■ Set tasks:
1. Quote word for word the part of the scholarship tax discussion below that begins at "That's a really interesting" and stops after "the scholarship funds?".
2. Write the next part of the scholarship tax discussion below, picking up right after its last sentence.

That's a really interesting approach I hadn't considered! My daughter is definitely talking about grad school already (she's interested in research). How did you handle the estimated tax payments during those years? And did you run into any issues with the financial aid office regarding how you were allocating the scholarship funds?
We calculated her quarterly estimated tax payments based on the taxable scholarship amount. Since her only income was the taxable portion of the scholarship, it was pretty straightforward - we just divided her expected tax liability by four and made the quarterly payments. She never owed more than about $800 per year in total federal taxes because her taxable income was relatively low. We didn't have any issues with the financial aid office at all. They actually helped us understand how to properly document the allocation between tuition/fees and the room/board expenses. The key was communicating with them about our plan. They provided documentation showing which expenses were considered qualified education expenses versus living expenses, which made tax filing much easier. Most financial aid offices deal with this situation regularly and can provide the documentation you'll need for tax purposes.
One thing nobody's mentioned yet - if your daughter does any paid internships or has other income during college, that will affect the kiddie tax calculations too. My son had a full scholarship similar to your daughter's, but then got a paid research position in his sophomore year that pushed his income up. This complicated things because suddenly some of his scholarship income was being taxed at OUR marginal rate instead of his lower rate. We had to adjust our tax planning mid-year. Just something to keep in mind if she might work during school at all!
That's a really important point. Do you know what the threshold is where the kiddie tax kicks in? Is it just the standard deduction amount or is there some other limit?
The kiddie tax applies to unearned income (like scholarship money used for room and board) above $2,650 for 2024. The first $1,325 is tax-free, the next $1,325 is taxed at the child's rate (usually 10%), and anything above $2,650 gets taxed at the parents' marginal rate. But here's the tricky part - if your child has earned income from jobs or internships, that can actually help! Earned income isn't subject to the kiddie tax at all, and it can increase the amount of unearned income that gets taxed at the child's lower rate rather than the parents' rate. So in @AstroAce's situation, the paid research position income itself wouldn't be subject to kiddie tax, but it might have affected how much of the scholarship income got taxed at their rate versus their son's rate. The calculation gets pretty complex when you mix earned and unearned income.
Has anyone used the IRS Tax Tool for Education Credits to figure this out? I tried using it but got confused when it asked about "qualified expenses paid with tax-free educational assistance" versus "qualified expenses paid by me." Not sure how to split these up correctly.
I used it last year and found it helpful. Basically, you need to categorize your expenses first. When they ask about "qualified expenses paid with tax-free educational assistance," that's asking how much of the tuition/fees/required books were covered by scholarships and grants. The "qualified expenses paid by me" refers to any tuition/fees/books you paid out of pocket.

■ Record extracts:
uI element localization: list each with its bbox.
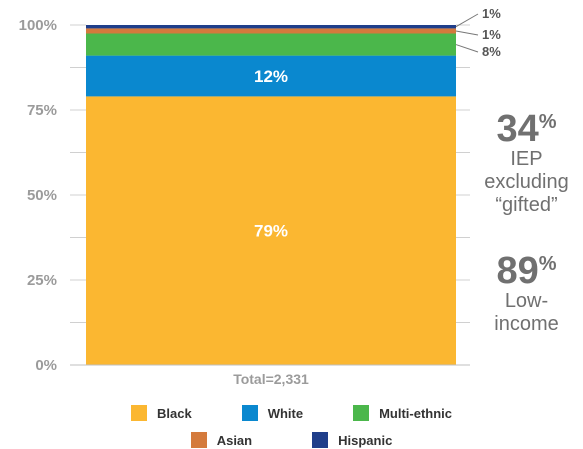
stat-low-income-label-2: income xyxy=(494,313,559,335)
legend-swatch xyxy=(312,432,329,448)
stat-low-income-label-1: Low- xyxy=(504,290,549,312)
data-labels: 79% 12% 8% 1% 1% xyxy=(254,6,501,241)
leader-line xyxy=(455,44,479,53)
y-axis-ticks: 0% 25% 50% 75% 100% xyxy=(19,17,57,374)
legend-label: Asian xyxy=(216,432,253,448)
y-tick-label: 75% xyxy=(27,102,57,119)
legend-swatch xyxy=(353,405,370,421)
legend-item-asian: Asian xyxy=(190,432,253,448)
bar-segment-white xyxy=(86,55,456,97)
legend-row-2: Asian Hispanic xyxy=(0,432,583,448)
y-tick-label: 0% xyxy=(35,357,57,374)
legend-label: Black xyxy=(156,405,192,421)
stat-iep-label-2: excluding xyxy=(484,171,569,193)
legend-row-1: Black White Multi-ethnic xyxy=(0,405,583,421)
stacked-bar-chart: 0% 25% 50% 75% 100% 79% 12% 8% 1% 1% Total=2,331 xyxy=(19,6,502,387)
leader-line xyxy=(455,30,479,36)
legend-label: Hispanic xyxy=(338,432,393,448)
legend-swatch xyxy=(190,432,207,448)
stat-low-income: 89% Low- income xyxy=(470,252,583,336)
legend-item-black: Black xyxy=(130,405,192,421)
leader-line xyxy=(455,13,479,28)
data-label-hispanic: 1% xyxy=(482,6,501,21)
bar-segment-black xyxy=(86,96,456,366)
bar-segments xyxy=(86,25,456,366)
stat-iep-value: 34% xyxy=(496,108,557,150)
y-tick-label: 100% xyxy=(19,17,57,34)
x-category-label: Total=2,331 xyxy=(233,371,309,387)
legend-item-multi-ethnic: Multi-ethnic xyxy=(353,405,452,421)
legend-swatch xyxy=(241,405,258,421)
data-label-asian: 1% xyxy=(482,27,501,42)
data-label-multi-ethnic: 8% xyxy=(482,44,501,59)
bar-segment-hispanic xyxy=(86,25,456,29)
data-label-white: 12% xyxy=(254,67,288,86)
legend-item-hispanic: Hispanic xyxy=(312,432,392,448)
legend-label: Multi-ethnic xyxy=(379,405,453,421)
stat-iep-label-1: IEP xyxy=(510,148,543,170)
legend-item-white: White xyxy=(241,405,304,421)
gridlines xyxy=(70,24,470,323)
bar-segment-asian xyxy=(86,28,456,34)
stat-iep-label-3: “gifted” xyxy=(495,194,558,216)
legend-label: White xyxy=(267,405,304,421)
data-label-black: 79% xyxy=(254,222,288,241)
y-tick-label: 25% xyxy=(27,272,57,289)
y-tick-label: 50% xyxy=(27,187,57,204)
bar-segment-multi-ethnic xyxy=(86,33,456,56)
stat-iep: 34% IEP excluding “gifted” xyxy=(470,110,583,217)
legend-swatch xyxy=(130,405,147,421)
stat-low-income-value: 89% xyxy=(496,250,557,292)
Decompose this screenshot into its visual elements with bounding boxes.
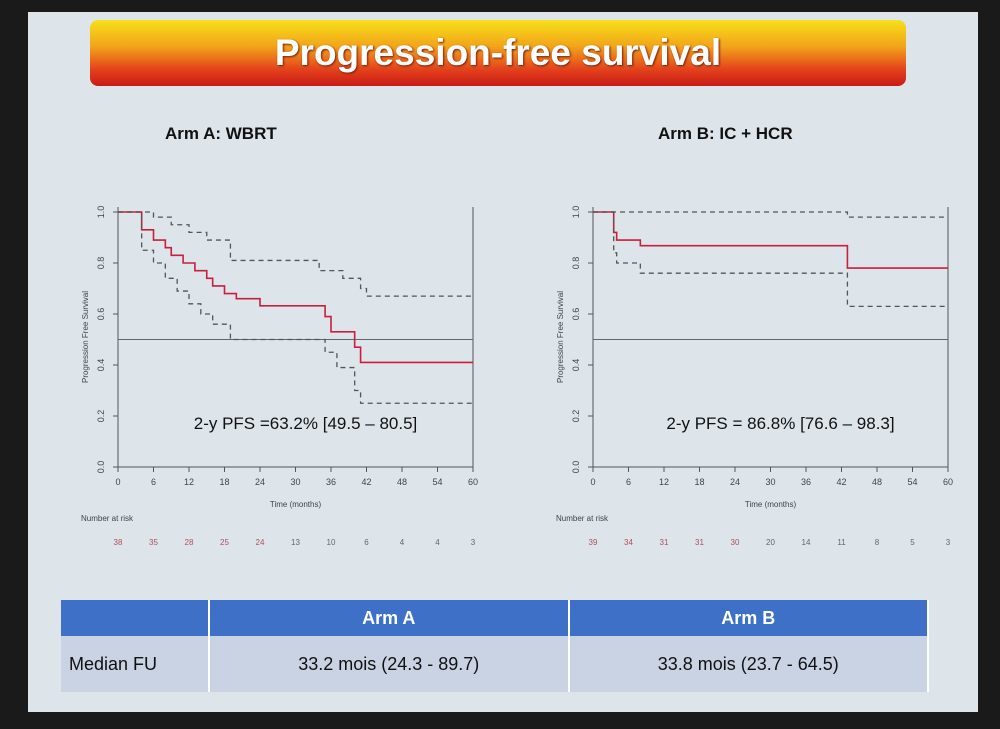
- y-tick-label: 0.4: [96, 359, 106, 372]
- x-tick-label: 0: [115, 477, 120, 487]
- y-tick-label: 0.8: [571, 257, 581, 270]
- y-tick-label: 0.0: [96, 461, 106, 474]
- x-tick-label: 48: [872, 477, 882, 487]
- pfs-annotation: 2-y PFS = 86.8% [76.6 – 98.3]: [666, 414, 894, 433]
- number-at-risk-value: 10: [327, 538, 336, 547]
- km-curve-lower-ci: [593, 211, 948, 307]
- x-tick-label: 42: [836, 477, 846, 487]
- number-at-risk-value: 6: [364, 538, 369, 547]
- number-at-risk-value: 8: [875, 538, 880, 547]
- table-header-row: Arm A Arm B: [61, 600, 929, 636]
- x-tick-label: 6: [151, 477, 156, 487]
- number-at-risk-value: 11: [837, 538, 846, 547]
- number-at-risk-value: 20: [766, 538, 775, 547]
- number-at-risk-value: 4: [435, 538, 440, 547]
- x-tick-label: 6: [626, 477, 631, 487]
- km-curve-lower-ci: [118, 211, 473, 404]
- number-at-risk-value: 4: [400, 538, 405, 547]
- slide-title: Progression-free survival: [90, 20, 906, 86]
- number-at-risk-value: 5: [910, 538, 915, 547]
- number-at-risk-value: 34: [624, 538, 633, 547]
- x-tick-label: 18: [219, 477, 229, 487]
- x-tick-label: 0: [590, 477, 595, 487]
- number-at-risk-value: 24: [256, 538, 265, 547]
- number-at-risk-value: 39: [589, 538, 598, 547]
- x-tick-label: 48: [397, 477, 407, 487]
- table-header: Arm B: [568, 600, 929, 636]
- number-at-risk-label: Number at risk: [81, 514, 134, 523]
- x-axis-label: Time (months): [270, 500, 322, 509]
- y-axis-label: Progression Free Survival: [556, 291, 565, 383]
- x-tick-label: 36: [326, 477, 336, 487]
- table-header: Arm A: [209, 600, 570, 636]
- number-at-risk-value: 35: [149, 538, 158, 547]
- number-at-risk-value: 13: [291, 538, 300, 547]
- x-tick-label: 36: [801, 477, 811, 487]
- number-at-risk-value: 38: [114, 538, 123, 547]
- x-tick-label: 42: [361, 477, 371, 487]
- x-tick-label: 60: [468, 477, 478, 487]
- table-header: [61, 600, 210, 636]
- x-tick-label: 12: [659, 477, 669, 487]
- km-curve-estimate: [593, 211, 948, 269]
- y-tick-label: 1.0: [571, 206, 581, 219]
- x-axis-label: Time (months): [745, 500, 797, 509]
- number-at-risk-value: 30: [731, 538, 740, 547]
- y-tick-label: 0.6: [571, 308, 581, 321]
- table-cell: 33.8 mois (23.7 - 64.5): [568, 636, 929, 692]
- table-cell: 33.2 mois (24.3 - 89.7): [209, 636, 570, 692]
- x-tick-label: 24: [730, 477, 740, 487]
- y-tick-label: 0.2: [96, 410, 106, 423]
- x-tick-label: 54: [432, 477, 442, 487]
- chart-title-arm-a: Arm A: WBRT: [165, 124, 277, 143]
- slide: Progression-free survival Arm A: WBRT Ar…: [28, 12, 978, 712]
- chart-title-arm-b: Arm B: IC + HCR: [658, 124, 793, 143]
- x-tick-label: 24: [255, 477, 265, 487]
- table-row: Median FU 33.2 mois (24.3 - 89.7) 33.8 m…: [61, 636, 929, 692]
- km-curve-upper-ci: [118, 211, 473, 297]
- y-tick-label: 0.8: [96, 257, 106, 270]
- number-at-risk-value: 25: [220, 538, 229, 547]
- y-tick-label: 0.6: [96, 308, 106, 321]
- number-at-risk-value: 3: [471, 538, 476, 547]
- number-at-risk-value: 31: [660, 538, 669, 547]
- x-tick-label: 18: [694, 477, 704, 487]
- number-at-risk-value: 28: [185, 538, 194, 547]
- y-axis-label: Progression Free Survival: [81, 291, 90, 383]
- table-cell: Median FU: [61, 636, 210, 692]
- x-tick-label: 30: [290, 477, 300, 487]
- km-curve-upper-ci: [593, 211, 948, 218]
- x-tick-label: 30: [765, 477, 775, 487]
- number-at-risk-value: 3: [946, 538, 951, 547]
- km-chart-arm-a: 0 6 12 18 24 30 36 42 48 54 600.00.20.40.60.81.0Pr…: [81, 206, 478, 547]
- y-tick-label: 0.0: [571, 461, 581, 474]
- x-tick-label: 12: [184, 477, 194, 487]
- pfs-annotation: 2-y PFS =63.2% [49.5 – 80.5]: [194, 414, 418, 433]
- km-chart-arm-b: 0 6 12 18 24 30 36 42 48 54 60 0.0 0.2 0.4 0.6 0.8 1.0 Pr…: [556, 206, 953, 547]
- y-tick-label: 0.4: [571, 359, 581, 372]
- y-tick-label: 1.0: [96, 206, 106, 219]
- number-at-risk-value: 31: [695, 538, 704, 547]
- number-at-risk-label: Number at risk: [556, 514, 609, 523]
- number-at-risk-value: 14: [802, 538, 811, 547]
- km-curve-estimate: [118, 211, 473, 364]
- x-tick-label: 54: [907, 477, 917, 487]
- y-tick-label: 0.2: [571, 410, 581, 423]
- followup-table: Arm A Arm B Median FU 33.2 mois (24.3 - …: [61, 600, 929, 692]
- x-tick-label: 60: [943, 477, 953, 487]
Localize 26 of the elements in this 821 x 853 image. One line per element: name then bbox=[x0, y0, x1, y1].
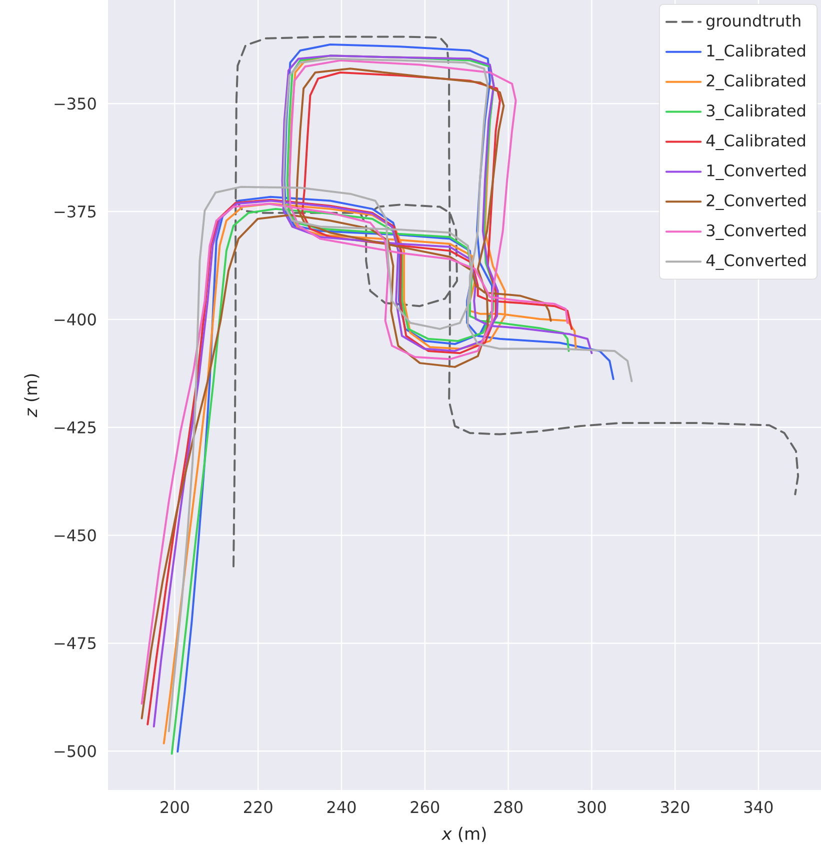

■ Answers for the exercise:
1.
That's a really interesting approach I hadn't considered! My daughter is definitely talking about grad school already (she's interested in research). How did you handle the estimated tax payments during those years? And did you run into any issues with the financial aid office regarding how you were allocating the scholarship funds?

2.
I went through this exact situation with my daughter two years ago and it was definitely confusing at first! You're on the right track with your understanding. A few key points that helped me figure it out: 1. You're correct that the scholarship money covering room and board becomes taxable income that needs to be reported somewhere - either on your return or your daughter's. 2. For the American Opportunity Credit, you can still claim it for any qualified expenses you paid out-of-pocket. Since you mentioned paying $650 for textbooks, that alone could qualify you for a partial AOC (up to $650 credit in this case). 3. The decision between reporting the taxable scholarship on your return vs. having your daughter file her own really depends on your tax bracket vs. hers. If the taxable scholarship amount is under the standard deduction ($13,850 for 2025), having her file separately usually saves money. 4. Don't forget about Form 8863 - you'll need it if you're claiming the AOC, and it helps calculate exactly how much scholarship money is taxable vs. non-taxable. One thing that really helped me was getting all the documentation together first - the 1098-T from the school, all scholarship award letters, and receipts for what you paid out-of-pocket. Having everything organized made the whole process much clearer. You can definitely still claim her as a dependent regardless of which approach you take for the scholarship taxation!
This is really helpful! I'm dealing with a similar situation with my son's merit scholarships. When you mention organizing all the documentation first - did you find any particular format or spreadsheet helpful for tracking everything? I'm looking at multiple scholarship awards from different sources plus what we paid out of pocket, and I want to make sure I don't miss anything when calculating the taxable vs non-taxable portions.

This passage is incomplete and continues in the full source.